» What to work on: How many lines in this material include the string "Camila"? Answer with the number and nothing further.

» Data rows:
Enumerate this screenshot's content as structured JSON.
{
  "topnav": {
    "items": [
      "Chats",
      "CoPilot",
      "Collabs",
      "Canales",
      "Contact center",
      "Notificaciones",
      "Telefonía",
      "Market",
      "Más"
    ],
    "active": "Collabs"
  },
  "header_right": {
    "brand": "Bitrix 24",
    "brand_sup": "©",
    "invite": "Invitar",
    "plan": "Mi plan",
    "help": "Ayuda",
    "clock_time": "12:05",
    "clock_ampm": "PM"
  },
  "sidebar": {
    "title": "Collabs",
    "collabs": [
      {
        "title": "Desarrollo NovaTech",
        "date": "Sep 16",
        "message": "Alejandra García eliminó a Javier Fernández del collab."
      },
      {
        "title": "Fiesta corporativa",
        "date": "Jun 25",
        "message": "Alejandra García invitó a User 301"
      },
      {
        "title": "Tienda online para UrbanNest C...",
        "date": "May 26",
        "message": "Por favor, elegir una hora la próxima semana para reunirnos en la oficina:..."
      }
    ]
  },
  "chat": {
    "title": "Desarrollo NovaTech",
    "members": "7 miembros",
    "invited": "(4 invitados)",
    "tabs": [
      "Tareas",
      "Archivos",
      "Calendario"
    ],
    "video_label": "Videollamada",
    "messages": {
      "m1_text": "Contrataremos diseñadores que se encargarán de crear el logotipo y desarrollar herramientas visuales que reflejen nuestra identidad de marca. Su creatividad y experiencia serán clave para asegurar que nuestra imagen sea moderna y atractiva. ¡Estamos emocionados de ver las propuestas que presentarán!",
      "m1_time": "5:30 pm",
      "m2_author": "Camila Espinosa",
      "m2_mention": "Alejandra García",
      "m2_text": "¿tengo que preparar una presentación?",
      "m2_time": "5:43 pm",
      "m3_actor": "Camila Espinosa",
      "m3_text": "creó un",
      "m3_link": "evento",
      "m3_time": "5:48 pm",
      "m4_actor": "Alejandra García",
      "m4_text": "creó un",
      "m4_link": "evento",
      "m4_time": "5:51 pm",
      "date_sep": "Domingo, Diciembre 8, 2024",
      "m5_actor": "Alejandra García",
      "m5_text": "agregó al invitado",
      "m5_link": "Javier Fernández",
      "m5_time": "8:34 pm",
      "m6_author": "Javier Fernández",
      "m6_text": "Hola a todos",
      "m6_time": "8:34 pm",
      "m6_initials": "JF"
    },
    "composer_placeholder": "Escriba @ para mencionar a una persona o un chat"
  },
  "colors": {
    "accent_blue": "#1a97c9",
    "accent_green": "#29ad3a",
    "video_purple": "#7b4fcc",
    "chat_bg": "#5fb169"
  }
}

» Final result: 2